[Excerpted records start]

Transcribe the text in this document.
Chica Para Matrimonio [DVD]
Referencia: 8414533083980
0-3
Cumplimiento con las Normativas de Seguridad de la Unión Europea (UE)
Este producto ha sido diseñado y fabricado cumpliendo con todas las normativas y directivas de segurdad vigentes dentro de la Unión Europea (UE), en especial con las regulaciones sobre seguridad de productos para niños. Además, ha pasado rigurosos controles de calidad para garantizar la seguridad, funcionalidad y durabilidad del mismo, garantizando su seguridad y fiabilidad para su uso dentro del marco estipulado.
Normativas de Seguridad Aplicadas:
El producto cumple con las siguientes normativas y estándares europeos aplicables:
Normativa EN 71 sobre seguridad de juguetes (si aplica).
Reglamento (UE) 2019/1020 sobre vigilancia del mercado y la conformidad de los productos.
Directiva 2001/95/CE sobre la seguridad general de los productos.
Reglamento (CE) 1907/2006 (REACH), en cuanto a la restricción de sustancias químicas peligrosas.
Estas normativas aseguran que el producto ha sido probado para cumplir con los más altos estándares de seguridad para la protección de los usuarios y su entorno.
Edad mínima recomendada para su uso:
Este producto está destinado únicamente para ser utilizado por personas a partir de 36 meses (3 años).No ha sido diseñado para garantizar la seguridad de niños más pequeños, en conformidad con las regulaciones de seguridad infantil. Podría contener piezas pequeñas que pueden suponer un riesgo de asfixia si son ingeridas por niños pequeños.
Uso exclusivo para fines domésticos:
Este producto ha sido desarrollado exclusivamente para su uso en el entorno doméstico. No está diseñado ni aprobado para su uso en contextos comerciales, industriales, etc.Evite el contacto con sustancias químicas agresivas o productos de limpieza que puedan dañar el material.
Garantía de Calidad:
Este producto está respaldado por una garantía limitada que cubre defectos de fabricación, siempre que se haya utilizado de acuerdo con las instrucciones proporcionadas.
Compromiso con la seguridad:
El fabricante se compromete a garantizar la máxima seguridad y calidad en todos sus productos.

[Excerpted records end]

Problem description
Each line must be given again exactly as written above.

Solution
Transcribe the text in this document.
Chica Para Matrimonio [DVD]
Referencia: 8414533083980
0-3
Cumplimiento con las Normativas de Seguridad de la Unión Europea (UE)
Este producto ha sido diseñado y fabricado cumpliendo con todas las normativas y directivas de segurdad vigentes dentro de la Unión Europea (UE), en especial con las regulaciones sobre seguridad de productos para niños. Además, ha pasado rigurosos controles de calidad para garantizar la seguridad, funcionalidad y durabilidad del mismo, garantizando su seguridad y fiabilidad para su uso dentro del marco estipulado.
Normativas de Seguridad Aplicadas:
El producto cumple con las siguientes normativas y estándares europeos aplicables:
Normativa EN 71 sobre seguridad de juguetes (si aplica).
Reglamento (UE) 2019/1020 sobre vigilancia del mercado y la conformidad de los productos.
Directiva 2001/95/CE sobre la seguridad general de los productos.
Reglamento (CE) 1907/2006 (REACH), en cuanto a la restricción de sustancias químicas peligrosas.
Estas normativas aseguran que el producto ha sido probado para cumplir con los más altos estándares de seguridad para la protección de los usuarios y su entorno.
Edad mínima recomendada para su uso:
Este producto está destinado únicamente para ser utilizado por personas a partir de 36 meses (3 años).No ha sido diseñado para garantizar la seguridad de niños más pequeños, en conformidad con las regulaciones de seguridad infantil. Podría contener piezas pequeñas que pueden suponer un riesgo de asfixia si son ingeridas por niños pequeños.
Uso exclusivo para fines domésticos:
Este producto ha sido desarrollado exclusivamente para su uso en el entorno doméstico. No está diseñado ni aprobado para su uso en contextos comerciales, industriales, etc.Evite el contacto con sustancias químicas agresivas o productos de limpieza que puedan dañar el material.
Garantía de Calidad:
Este producto está respaldado por una garantía limitada que cubre defectos de fabricación, siempre que se haya utilizado de acuerdo con las instrucciones proporcionadas.
Compromiso con la seguridad:
El fabricante se compromete a garantizar la máxima seguridad y calidad en todos sus productos.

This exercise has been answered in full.